§ Material to process:
◆ ◆ ◆ ◆ ◆ ◆ ◆
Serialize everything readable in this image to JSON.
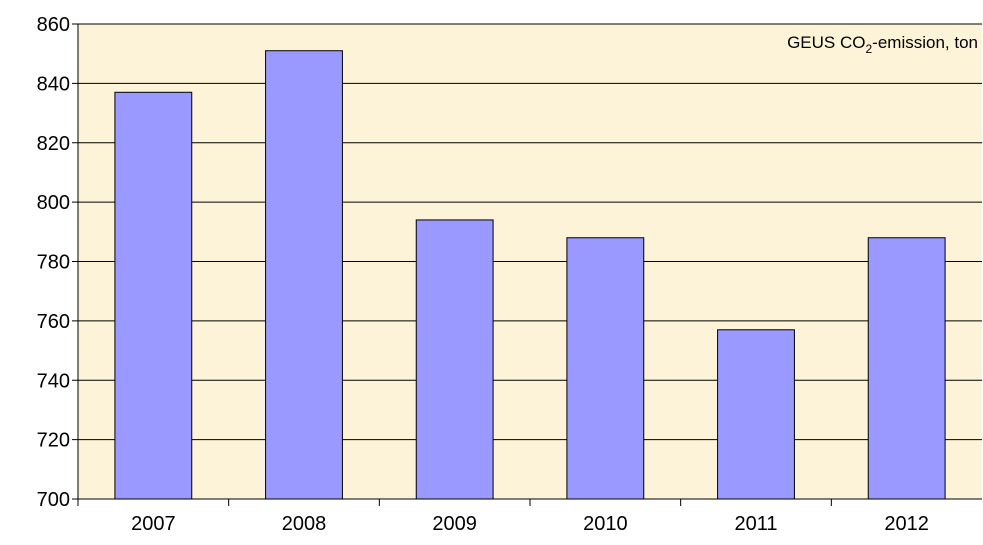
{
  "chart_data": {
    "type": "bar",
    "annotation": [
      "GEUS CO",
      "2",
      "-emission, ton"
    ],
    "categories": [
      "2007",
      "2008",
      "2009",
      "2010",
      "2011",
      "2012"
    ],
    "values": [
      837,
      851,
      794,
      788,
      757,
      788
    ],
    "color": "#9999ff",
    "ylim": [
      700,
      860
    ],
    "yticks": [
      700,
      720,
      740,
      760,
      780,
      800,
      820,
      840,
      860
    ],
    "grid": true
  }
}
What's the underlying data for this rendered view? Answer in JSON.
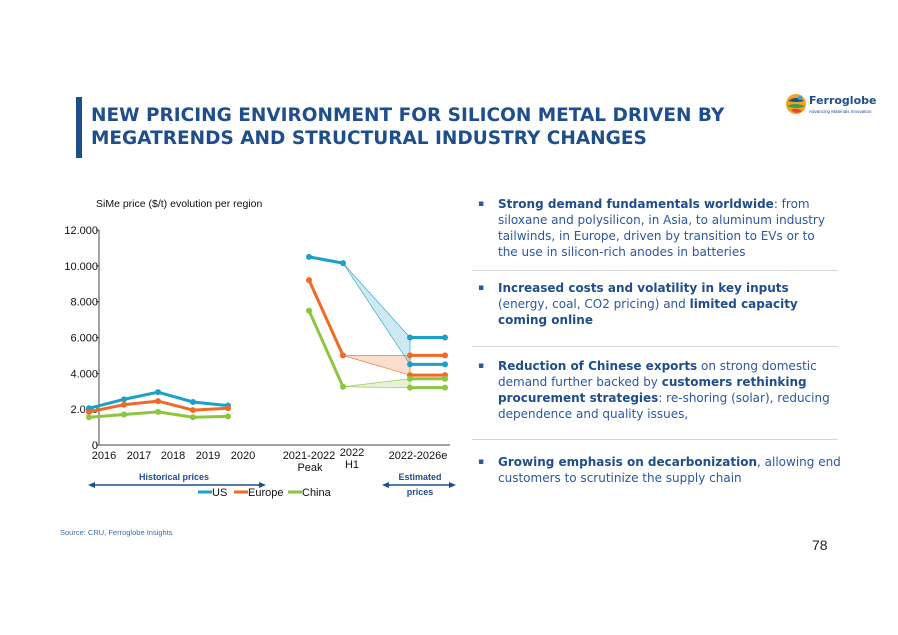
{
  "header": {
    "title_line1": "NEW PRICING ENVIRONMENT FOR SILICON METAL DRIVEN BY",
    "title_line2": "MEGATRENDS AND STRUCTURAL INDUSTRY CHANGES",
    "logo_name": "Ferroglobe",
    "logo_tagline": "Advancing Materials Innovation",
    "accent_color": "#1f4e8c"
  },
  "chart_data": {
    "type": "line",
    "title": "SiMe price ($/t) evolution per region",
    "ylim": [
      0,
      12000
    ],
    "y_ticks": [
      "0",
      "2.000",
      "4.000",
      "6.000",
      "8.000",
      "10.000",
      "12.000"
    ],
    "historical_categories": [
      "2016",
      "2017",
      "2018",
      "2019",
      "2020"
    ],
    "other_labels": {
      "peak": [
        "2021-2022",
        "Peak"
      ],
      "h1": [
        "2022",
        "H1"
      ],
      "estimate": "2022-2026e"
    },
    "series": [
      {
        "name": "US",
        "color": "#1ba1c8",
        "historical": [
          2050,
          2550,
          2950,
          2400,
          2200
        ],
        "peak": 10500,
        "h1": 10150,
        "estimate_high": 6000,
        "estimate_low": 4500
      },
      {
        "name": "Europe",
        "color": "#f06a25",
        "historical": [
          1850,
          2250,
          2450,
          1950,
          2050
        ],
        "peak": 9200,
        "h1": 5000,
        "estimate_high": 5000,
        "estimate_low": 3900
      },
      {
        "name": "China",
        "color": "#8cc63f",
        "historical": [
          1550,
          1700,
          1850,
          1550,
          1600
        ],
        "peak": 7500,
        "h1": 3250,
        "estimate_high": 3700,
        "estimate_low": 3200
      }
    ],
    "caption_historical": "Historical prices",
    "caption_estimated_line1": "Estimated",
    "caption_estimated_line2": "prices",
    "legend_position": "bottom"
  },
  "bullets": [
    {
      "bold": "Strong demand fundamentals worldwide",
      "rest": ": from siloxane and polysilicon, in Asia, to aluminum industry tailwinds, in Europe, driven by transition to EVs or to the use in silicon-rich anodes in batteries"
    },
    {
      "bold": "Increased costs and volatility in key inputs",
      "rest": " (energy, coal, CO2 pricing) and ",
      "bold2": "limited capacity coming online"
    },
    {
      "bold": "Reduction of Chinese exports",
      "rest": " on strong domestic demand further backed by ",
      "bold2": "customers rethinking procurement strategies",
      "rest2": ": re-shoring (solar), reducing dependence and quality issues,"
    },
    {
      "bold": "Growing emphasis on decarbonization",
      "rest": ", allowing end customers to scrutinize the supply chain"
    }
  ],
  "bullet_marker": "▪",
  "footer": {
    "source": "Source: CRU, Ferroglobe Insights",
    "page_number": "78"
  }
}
◆ ◆ ◆ ◆ ◆ ◆ ◆
§ Required work: Take the entries shown above and quote them verbatim, passing over the pictures.

§ Reply to the task:
Serialize everything readable in this image to JSON.
{
  "chart_data": {
    "type": "bar",
    "annotation": [
      "GEUS CO",
      "2",
      "-emission, ton"
    ],
    "categories": [
      "2007",
      "2008",
      "2009",
      "2010",
      "2011",
      "2012"
    ],
    "values": [
      837,
      851,
      794,
      788,
      757,
      788
    ],
    "color": "#9999ff",
    "ylim": [
      700,
      860
    ],
    "yticks": [
      700,
      720,
      740,
      760,
      780,
      800,
      820,
      840,
      860
    ],
    "grid": true
  }
}
What's the underlying data for this rendered view? Answer in JSON.
{
  "header": {
    "title_line1": "NEW PRICING ENVIRONMENT FOR SILICON METAL DRIVEN BY",
    "title_line2": "MEGATRENDS AND STRUCTURAL INDUSTRY CHANGES",
    "logo_name": "Ferroglobe",
    "logo_tagline": "Advancing Materials Innovation",
    "accent_color": "#1f4e8c"
  },
  "chart_data": {
    "type": "line",
    "title": "SiMe price ($/t) evolution per region",
    "ylim": [
      0,
      12000
    ],
    "y_ticks": [
      "0",
      "2.000",
      "4.000",
      "6.000",
      "8.000",
      "10.000",
      "12.000"
    ],
    "historical_categories": [
      "2016",
      "2017",
      "2018",
      "2019",
      "2020"
    ],
    "other_labels": {
      "peak": [
        "2021-2022",
        "Peak"
      ],
      "h1": [
        "2022",
        "H1"
      ],
      "estimate": "2022-2026e"
    },
    "series": [
      {
        "name": "US",
        "color": "#1ba1c8",
        "historical": [
          2050,
          2550,
          2950,
          2400,
          2200
        ],
        "peak": 10500,
        "h1": 10150,
        "estimate_high": 6000,
        "estimate_low": 4500
      },
      {
        "name": "Europe",
        "color": "#f06a25",
        "historical": [
          1850,
          2250,
          2450,
          1950,
          2050
        ],
        "peak": 9200,
        "h1": 5000,
        "estimate_high": 5000,
        "estimate_low": 3900
      },
      {
        "name": "China",
        "color": "#8cc63f",
        "historical": [
          1550,
          1700,
          1850,
          1550,
          1600
        ],
        "peak": 7500,
        "h1": 3250,
        "estimate_high": 3700,
        "estimate_low": 3200
      }
    ],
    "caption_historical": "Historical prices",
    "caption_estimated_line1": "Estimated",
    "caption_estimated_line2": "prices",
    "legend_position": "bottom"
  },
  "bullets": [
    {
      "bold": "Strong demand fundamentals worldwide",
      "rest": ": from siloxane and polysilicon, in Asia, to aluminum industry tailwinds, in Europe, driven by transition to EVs or to the use in silicon-rich anodes in batteries"
    },
    {
      "bold": "Increased costs and volatility in key inputs",
      "rest": " (energy, coal, CO2 pricing) and ",
      "bold2": "limited capacity coming online"
    },
    {
      "bold": "Reduction of Chinese exports",
      "rest": " on strong domestic demand further backed by ",
      "bold2": "customers rethinking procurement strategies",
      "rest2": ": re-shoring (solar), reducing dependence and quality issues,"
    },
    {
      "bold": "Growing emphasis on decarbonization",
      "rest": ", allowing end customers to scrutinize the supply chain"
    }
  ],
  "bullet_marker": "▪",
  "footer": {
    "source": "Source: CRU, Ferroglobe Insights",
    "page_number": "78"
  }
}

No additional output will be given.